▶ **Task to carry out**:
Apart from the images, the records below need to be copied exactly.

(Page records with their text)
⁂

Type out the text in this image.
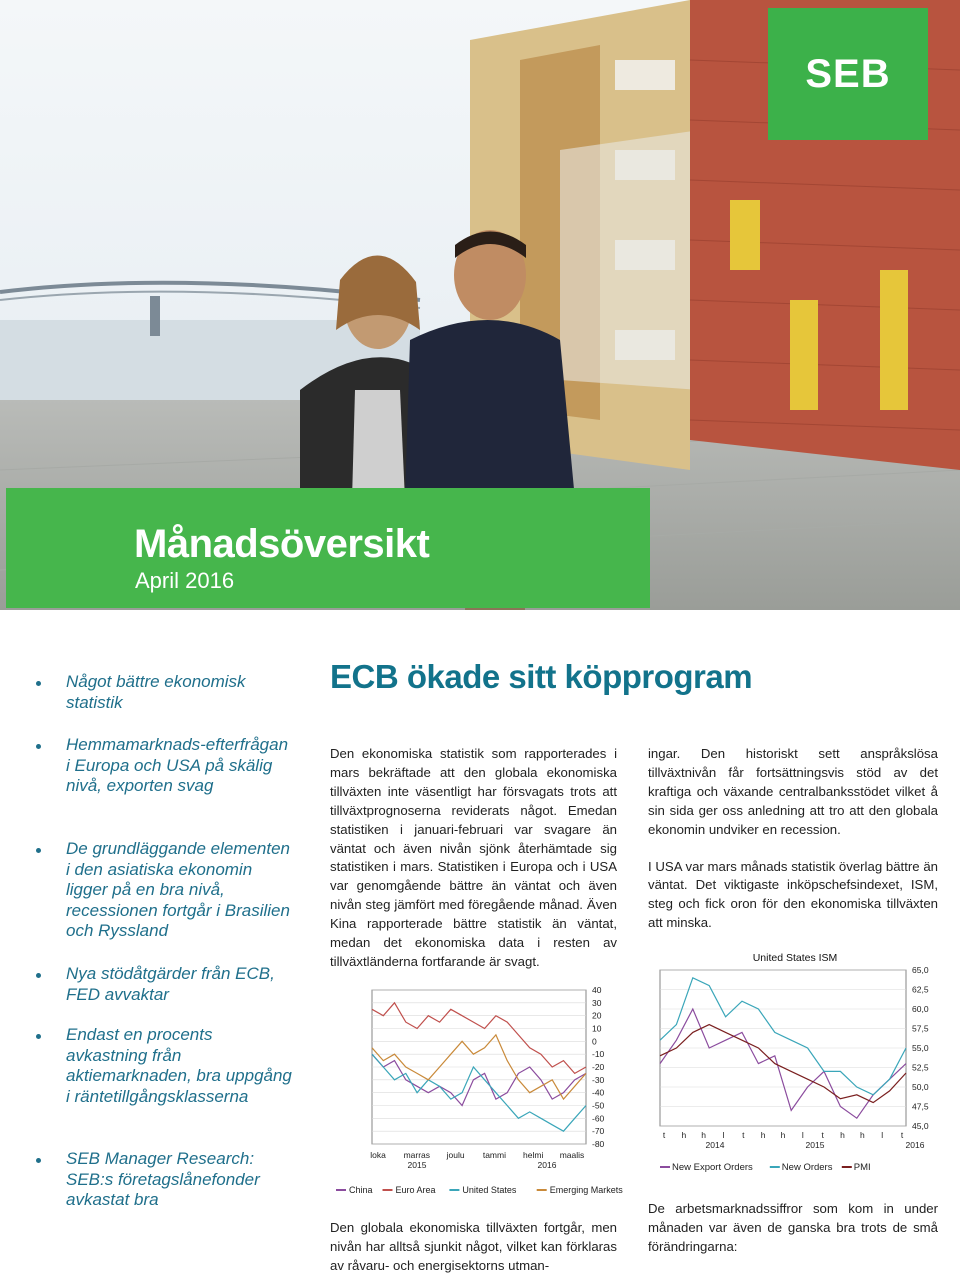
SEB
Månadsöversikt
April 2016
Något bättre ekonomisk statistik
Hemmamarknads-efterfrågan i Europa och USA på skälig nivå, exporten svag
De grundläggande elementen i den asiatiska ekonomin ligger på en bra nivå, recessionen fortgår i Brasilien och Ryssland
Nya stödåtgärder från ECB, FED avvaktar
Endast en procents avkastning från aktiemarknaden, bra uppgång i räntetillgångsklasserna
SEB Manager Research: SEB:s företagslånefonder avkastat bra
ECB ökade sitt köpprogram

Den ekonomiska statistik som rapporterades i mars bekräftade att den globala ekonomiska tillväxten inte väsentligt har försvagats trots att tillväxtprognoserna reviderats något. Emedan statistiken i januari-februari var svagare än väntat och även nivån sjönk återhämtade sig statistiken i mars. Statistiken i Europa och i USA var genomgående bättre än väntat och även nivån steg jämfört med föregående månad. Även Kina rapporterade bättre statistik än väntat, medan det ekonomiska data i resten av tillväxtländerna fortfarande är svagt.

ingar. Den historiskt sett anspråkslösa tillväxtnivån får fortsättningsvis stöd av det kraftiga och växande centralbanksstödet vilket å sin sida ger oss anledning att tro att den globala ekonomin undviker en recession.

I USA var mars månads statistik överlag bättre än väntat. Det viktigaste inköpschefsindexet, ISM, steg och fick oron för den ekonomiska tillväxten att minska.

40
30
20
10
0
-10
-20
-30
-40
-50
-60
-70
-80
loka marras joulu tammi helmi maalis
2015	2016
China	Euro Area	United States	Emerging Markets
United States ISM
65,0
62,5
60,0
57,5
55,0
52,5
50,0
47,5
45,0
t h h l t h h l t h h l t
2014	2015	2016
New Export Orders	New Orders PMI

Den globala ekonomiska tillväxten fortgår, men nivån har alltså sjunkit något, vilket kan förklaras av råvaru- och energisektorns utman-

De arbetsmarknadssiffror som kom in under månaden var även de ganska bra trots de små förändringarna:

⁂

▶ **Task result**:
Type out the text in this image.
SEB
Månadsöversikt
April 2016
Något bättre ekonomisk statistik
Hemmamarknads-efterfrågan i Europa och USA på skälig nivå, exporten svag
De grundläggande elementen i den asiatiska ekonomin ligger på en bra nivå, recessionen fortgår i Brasilien och Ryssland
Nya stödåtgärder från ECB, FED avvaktar
Endast en procents avkastning från aktiemarknaden, bra uppgång i räntetillgångsklasserna
SEB Manager Research: SEB:s företagslånefonder avkastat bra
ECB ökade sitt köpprogram

Den ekonomiska statistik som rapporterades i mars bekräftade att den globala ekonomiska tillväxten inte väsentligt har försvagats trots att tillväxtprognoserna reviderats något. Emedan statistiken i januari-februari var svagare än väntat och även nivån sjönk återhämtade sig statistiken i mars. Statistiken i Europa och i USA var genomgående bättre än väntat och även nivån steg jämfört med föregående månad. Även Kina rapporterade bättre statistik än väntat, medan det ekonomiska data i resten av tillväxtländerna fortfarande är svagt.

ingar. Den historiskt sett anspråkslösa tillväxtnivån får fortsättningsvis stöd av det kraftiga och växande centralbanksstödet vilket å sin sida ger oss anledning att tro att den globala ekonomin undviker en recession.

I USA var mars månads statistik överlag bättre än väntat. Det viktigaste inköpschefsindexet, ISM, steg och fick oron för den ekonomiska tillväxten att minska.

40
30
20
10
0
-10
-20
-30
-40
-50
-60
-70
-80
loka marras joulu tammi helmi maalis
2015	2016
China	Euro Area	United States	Emerging Markets
United States ISM
65,0
62,5
60,0
57,5
55,0
52,5
50,0
47,5
45,0
t h h l t h h l t h h l t
2014	2015	2016
New Export Orders	New Orders PMI

Den globala ekonomiska tillväxten fortgår, men nivån har alltså sjunkit något, vilket kan förklaras av råvaru- och energisektorns utman-

De arbetsmarknadssiffror som kom in under månaden var även de ganska bra trots de små förändringarna:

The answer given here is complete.